Aim:
A line counts if it contains the word "JSON" at least once. State how many such lines the records contain, giving the number alone.

Supplied records:
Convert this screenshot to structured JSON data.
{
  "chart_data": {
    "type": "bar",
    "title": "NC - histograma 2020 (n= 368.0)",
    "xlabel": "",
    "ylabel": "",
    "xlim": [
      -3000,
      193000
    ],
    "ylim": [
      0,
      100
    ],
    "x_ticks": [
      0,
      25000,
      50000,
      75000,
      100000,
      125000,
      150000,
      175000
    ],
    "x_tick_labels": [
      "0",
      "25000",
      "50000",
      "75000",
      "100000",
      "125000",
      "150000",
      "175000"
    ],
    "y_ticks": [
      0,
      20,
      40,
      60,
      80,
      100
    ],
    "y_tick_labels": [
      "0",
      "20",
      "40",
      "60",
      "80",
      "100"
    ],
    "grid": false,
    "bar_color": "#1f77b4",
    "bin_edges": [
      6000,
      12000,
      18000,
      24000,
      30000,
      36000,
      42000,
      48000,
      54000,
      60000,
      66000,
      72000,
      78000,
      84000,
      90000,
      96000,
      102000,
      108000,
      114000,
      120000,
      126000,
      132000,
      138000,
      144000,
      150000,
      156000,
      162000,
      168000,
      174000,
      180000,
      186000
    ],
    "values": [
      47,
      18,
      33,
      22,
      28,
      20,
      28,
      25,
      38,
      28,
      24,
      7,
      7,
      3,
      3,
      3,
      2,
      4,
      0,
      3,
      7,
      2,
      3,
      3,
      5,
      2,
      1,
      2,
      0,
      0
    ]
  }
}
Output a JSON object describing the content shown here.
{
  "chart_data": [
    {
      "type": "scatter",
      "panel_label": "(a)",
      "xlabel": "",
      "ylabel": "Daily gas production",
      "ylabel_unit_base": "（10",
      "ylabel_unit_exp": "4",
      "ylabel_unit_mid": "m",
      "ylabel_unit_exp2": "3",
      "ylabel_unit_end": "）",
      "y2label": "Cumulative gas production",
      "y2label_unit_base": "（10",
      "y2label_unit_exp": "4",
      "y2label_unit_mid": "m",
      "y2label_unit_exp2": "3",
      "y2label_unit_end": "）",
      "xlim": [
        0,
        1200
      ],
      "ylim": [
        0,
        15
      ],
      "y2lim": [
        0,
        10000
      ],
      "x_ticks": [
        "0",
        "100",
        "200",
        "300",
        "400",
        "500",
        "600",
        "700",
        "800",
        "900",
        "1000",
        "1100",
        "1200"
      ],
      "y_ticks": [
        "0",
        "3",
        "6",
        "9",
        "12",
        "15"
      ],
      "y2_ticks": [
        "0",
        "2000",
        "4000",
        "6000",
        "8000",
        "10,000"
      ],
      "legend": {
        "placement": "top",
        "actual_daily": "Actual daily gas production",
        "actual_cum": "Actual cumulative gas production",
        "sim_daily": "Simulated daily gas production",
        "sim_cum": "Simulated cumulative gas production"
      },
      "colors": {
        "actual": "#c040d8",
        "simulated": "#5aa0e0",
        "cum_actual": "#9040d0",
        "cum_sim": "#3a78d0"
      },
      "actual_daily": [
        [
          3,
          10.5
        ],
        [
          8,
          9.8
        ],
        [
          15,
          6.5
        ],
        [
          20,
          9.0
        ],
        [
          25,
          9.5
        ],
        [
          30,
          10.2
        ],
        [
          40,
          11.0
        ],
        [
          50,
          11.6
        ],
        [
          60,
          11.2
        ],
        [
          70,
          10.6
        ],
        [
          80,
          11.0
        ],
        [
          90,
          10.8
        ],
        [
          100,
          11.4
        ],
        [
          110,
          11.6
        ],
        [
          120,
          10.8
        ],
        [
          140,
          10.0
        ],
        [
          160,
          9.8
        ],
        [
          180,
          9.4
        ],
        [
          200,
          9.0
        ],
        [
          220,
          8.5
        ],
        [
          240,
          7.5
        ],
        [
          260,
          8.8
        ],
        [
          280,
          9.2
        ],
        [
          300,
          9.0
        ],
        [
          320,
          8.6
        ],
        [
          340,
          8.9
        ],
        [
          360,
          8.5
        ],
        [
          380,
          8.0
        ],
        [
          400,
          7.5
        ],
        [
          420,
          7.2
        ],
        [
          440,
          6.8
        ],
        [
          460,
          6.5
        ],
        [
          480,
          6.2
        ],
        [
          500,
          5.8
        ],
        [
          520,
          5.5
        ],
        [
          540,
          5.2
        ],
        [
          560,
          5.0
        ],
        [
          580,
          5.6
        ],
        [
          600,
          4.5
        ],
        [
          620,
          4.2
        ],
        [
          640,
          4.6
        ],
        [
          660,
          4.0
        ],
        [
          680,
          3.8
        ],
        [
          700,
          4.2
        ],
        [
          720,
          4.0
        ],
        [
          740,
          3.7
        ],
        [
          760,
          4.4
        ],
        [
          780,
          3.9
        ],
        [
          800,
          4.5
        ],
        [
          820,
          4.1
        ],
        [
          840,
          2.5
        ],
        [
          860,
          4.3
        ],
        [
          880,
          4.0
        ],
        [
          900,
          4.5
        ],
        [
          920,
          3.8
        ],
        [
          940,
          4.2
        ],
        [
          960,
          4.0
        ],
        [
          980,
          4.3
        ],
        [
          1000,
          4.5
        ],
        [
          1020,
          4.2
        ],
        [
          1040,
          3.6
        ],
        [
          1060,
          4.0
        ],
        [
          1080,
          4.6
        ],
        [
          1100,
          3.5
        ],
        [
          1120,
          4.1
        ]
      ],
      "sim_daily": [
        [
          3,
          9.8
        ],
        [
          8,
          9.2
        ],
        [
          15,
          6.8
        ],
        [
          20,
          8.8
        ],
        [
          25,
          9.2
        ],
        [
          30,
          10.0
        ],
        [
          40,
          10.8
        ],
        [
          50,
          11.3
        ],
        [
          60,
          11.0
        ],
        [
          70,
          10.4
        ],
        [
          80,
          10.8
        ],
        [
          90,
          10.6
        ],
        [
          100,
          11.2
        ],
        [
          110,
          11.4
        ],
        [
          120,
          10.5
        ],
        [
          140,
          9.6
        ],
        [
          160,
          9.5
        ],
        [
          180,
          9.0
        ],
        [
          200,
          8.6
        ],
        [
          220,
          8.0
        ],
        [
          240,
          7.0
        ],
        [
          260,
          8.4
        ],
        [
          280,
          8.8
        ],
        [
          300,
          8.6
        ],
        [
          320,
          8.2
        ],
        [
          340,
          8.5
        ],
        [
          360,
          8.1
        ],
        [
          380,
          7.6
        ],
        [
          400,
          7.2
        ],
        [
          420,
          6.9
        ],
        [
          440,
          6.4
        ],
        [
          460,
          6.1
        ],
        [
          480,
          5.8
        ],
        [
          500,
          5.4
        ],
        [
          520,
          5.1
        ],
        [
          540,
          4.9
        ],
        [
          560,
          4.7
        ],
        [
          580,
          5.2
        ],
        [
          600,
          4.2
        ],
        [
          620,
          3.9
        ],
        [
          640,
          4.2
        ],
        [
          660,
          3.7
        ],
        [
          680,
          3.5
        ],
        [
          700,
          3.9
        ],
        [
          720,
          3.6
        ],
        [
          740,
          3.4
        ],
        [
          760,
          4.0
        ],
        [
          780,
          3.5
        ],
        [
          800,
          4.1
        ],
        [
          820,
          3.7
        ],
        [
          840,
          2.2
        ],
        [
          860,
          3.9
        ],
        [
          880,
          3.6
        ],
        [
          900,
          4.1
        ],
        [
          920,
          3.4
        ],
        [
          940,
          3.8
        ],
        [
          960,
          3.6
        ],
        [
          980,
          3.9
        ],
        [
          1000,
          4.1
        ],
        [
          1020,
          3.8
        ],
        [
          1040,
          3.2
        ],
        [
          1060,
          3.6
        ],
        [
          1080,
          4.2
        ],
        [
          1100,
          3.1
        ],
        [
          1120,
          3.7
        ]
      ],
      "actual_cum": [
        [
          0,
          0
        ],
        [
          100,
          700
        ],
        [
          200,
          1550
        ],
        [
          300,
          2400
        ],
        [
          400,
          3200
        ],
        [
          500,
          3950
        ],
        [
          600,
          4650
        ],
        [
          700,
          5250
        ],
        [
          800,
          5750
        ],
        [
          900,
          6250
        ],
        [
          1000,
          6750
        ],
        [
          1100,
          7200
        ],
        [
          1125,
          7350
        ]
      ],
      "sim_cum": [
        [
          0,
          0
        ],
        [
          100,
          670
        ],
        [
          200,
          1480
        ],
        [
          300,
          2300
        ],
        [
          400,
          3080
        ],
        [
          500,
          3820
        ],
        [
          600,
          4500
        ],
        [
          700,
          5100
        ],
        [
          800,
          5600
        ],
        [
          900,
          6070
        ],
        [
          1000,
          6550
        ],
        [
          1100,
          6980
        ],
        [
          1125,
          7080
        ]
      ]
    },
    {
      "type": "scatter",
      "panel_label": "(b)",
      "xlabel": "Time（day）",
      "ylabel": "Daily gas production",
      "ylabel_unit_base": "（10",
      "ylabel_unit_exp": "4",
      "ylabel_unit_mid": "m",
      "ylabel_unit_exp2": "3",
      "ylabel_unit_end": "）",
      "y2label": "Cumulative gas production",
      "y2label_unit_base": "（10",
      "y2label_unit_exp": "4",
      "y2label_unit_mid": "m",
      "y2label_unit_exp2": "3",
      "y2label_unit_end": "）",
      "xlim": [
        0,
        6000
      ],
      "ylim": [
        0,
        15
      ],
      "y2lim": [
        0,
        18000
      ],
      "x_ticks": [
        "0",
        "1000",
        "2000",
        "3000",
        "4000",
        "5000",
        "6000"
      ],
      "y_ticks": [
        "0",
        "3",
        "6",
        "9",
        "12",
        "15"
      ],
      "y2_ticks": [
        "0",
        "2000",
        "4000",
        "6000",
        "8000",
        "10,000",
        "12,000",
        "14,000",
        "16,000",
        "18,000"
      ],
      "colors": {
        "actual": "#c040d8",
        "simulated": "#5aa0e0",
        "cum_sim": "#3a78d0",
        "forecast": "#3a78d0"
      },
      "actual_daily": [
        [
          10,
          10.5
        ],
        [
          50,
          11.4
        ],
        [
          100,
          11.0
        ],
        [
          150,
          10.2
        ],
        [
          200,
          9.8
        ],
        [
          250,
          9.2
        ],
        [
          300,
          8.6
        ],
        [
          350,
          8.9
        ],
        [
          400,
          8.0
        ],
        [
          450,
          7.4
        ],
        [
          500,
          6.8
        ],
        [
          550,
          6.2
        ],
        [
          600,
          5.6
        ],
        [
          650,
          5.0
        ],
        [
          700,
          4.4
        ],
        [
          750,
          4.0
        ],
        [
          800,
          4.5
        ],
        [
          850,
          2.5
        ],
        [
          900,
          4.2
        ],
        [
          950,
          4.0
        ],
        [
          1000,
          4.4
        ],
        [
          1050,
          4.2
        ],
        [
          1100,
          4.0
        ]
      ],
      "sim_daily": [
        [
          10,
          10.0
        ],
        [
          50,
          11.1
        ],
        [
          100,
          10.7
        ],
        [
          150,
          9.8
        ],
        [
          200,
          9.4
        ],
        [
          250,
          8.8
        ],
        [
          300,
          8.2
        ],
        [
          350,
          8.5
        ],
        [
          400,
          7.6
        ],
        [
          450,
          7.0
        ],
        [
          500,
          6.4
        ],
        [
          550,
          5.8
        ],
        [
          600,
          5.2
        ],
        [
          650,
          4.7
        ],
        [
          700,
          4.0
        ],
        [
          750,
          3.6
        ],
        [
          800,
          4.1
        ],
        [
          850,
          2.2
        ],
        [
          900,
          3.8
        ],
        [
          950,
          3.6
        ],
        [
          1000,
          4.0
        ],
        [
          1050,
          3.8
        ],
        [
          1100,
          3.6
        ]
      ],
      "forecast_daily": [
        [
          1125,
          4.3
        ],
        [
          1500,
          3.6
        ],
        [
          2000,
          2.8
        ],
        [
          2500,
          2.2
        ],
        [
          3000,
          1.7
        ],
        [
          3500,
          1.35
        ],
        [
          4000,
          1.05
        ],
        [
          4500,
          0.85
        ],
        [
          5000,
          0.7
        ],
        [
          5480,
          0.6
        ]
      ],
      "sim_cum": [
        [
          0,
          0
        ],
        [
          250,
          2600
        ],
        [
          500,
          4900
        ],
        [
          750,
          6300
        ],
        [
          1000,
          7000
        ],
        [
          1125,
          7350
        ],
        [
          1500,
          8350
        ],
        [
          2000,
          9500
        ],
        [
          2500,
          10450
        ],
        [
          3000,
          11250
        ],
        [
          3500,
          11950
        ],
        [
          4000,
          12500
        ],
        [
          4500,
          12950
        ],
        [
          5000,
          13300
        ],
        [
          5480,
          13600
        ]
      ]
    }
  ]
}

Response:
2